:: Task objective ::
According to the editorial on midnight regulations, how many days after publication in the Federal Register do new regulations with significant economic impact go into effect?

:: Page text ::
Presidents for decades have pushed through dozens of rule changes during their final weeks in office. What is stunning about the Bush administration’s “midnight regulations” is how many of them involve weakening of environmental protections, changes that will benefit industry at the expense of public health and land and wildlife protection.
The next Congress, and likely the courts, will be busy next year assessing the extent of the changes, determining which ones should and can be reversed and looking for ways to accomplish this.
The appeal of the last-minute changes, commonly called midnight regulations, is that new regulations with significant economic impact go into effect 60 days after they are published in the Federal Register, a period meant to gather and consider public comment. Smaller rule changes can go into effect 30 days after publication. That means major changes published by Nov. 20 and smaller ones by Dec. 20 will be effective by the day President Bush leaves office.
Industries that believe the Obama administration and a more Democratic Congress will be less sympathetic to their views have filled the Bush administration’s calendar, the Washington Post reported. In a matter of days in October, the paper said, representatives of fishing, mining, biotechnology and shipping interests met with the Office of Management and Budget.
Rule changes in the works or already completed would ease restrictions on mountaintop mining, the practice of removing portions of mountains to get the coal underneath; exempt large farms from water pollution permitting requirements; reclassify thousands of tons of hazardous waste as “fuel” to avoid regulation; and deny additional protections, which might require restrictions on carbon emissions, to polar bears, which were recently declared a threatened species.
Others would allow fisheries rule changes without environmental impact review; loosen the definition of organic products; and make it more difficult for workers to take family and medical leave.
Many of the changes have been under consideration for years, so the last-minute rush is even more egregious, especially in cases when the public comments were strongly opposed to the changes the administration has moved ahead with.
Once the rules take effect, they can usually only be changed through a new rulemaking process, which could take years, time during which pollution, environmental damage and public health risks would increase. Legal challenges could also be mounted, but they, too, would take years and a lot of money.
At minimum, Congress, the Obama administration and interest groups will be busy in coming months sorting through the rule changes to determine which ones should be challenged and, where possible, stopped.

:: Data for review ::
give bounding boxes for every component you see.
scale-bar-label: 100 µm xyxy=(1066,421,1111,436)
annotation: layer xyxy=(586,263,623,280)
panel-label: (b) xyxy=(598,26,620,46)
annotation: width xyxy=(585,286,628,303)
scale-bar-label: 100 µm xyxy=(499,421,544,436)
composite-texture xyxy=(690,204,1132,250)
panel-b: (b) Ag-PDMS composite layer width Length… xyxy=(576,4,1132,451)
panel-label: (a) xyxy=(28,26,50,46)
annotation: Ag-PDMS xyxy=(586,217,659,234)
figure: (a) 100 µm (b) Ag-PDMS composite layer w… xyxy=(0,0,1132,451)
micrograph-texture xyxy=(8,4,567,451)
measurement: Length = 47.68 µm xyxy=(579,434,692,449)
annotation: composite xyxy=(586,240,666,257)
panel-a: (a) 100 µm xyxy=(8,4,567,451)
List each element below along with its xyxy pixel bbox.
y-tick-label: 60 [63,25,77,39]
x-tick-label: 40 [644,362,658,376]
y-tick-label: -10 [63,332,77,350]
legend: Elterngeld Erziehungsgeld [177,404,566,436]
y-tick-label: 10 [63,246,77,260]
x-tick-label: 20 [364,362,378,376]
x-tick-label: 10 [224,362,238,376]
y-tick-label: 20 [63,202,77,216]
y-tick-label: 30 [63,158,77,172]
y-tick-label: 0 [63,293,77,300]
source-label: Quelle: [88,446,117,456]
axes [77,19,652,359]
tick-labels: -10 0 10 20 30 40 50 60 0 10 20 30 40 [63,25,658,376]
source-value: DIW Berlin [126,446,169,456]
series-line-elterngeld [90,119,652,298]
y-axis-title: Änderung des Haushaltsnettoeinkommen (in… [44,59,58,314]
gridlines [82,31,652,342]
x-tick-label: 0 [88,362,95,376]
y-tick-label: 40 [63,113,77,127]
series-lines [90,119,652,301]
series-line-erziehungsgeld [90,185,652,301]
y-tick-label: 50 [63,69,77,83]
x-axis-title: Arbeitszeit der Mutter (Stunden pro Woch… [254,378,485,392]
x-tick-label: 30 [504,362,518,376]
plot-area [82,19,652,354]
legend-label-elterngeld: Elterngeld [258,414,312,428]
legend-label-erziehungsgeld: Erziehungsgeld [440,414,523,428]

:: Written answer ::
60 days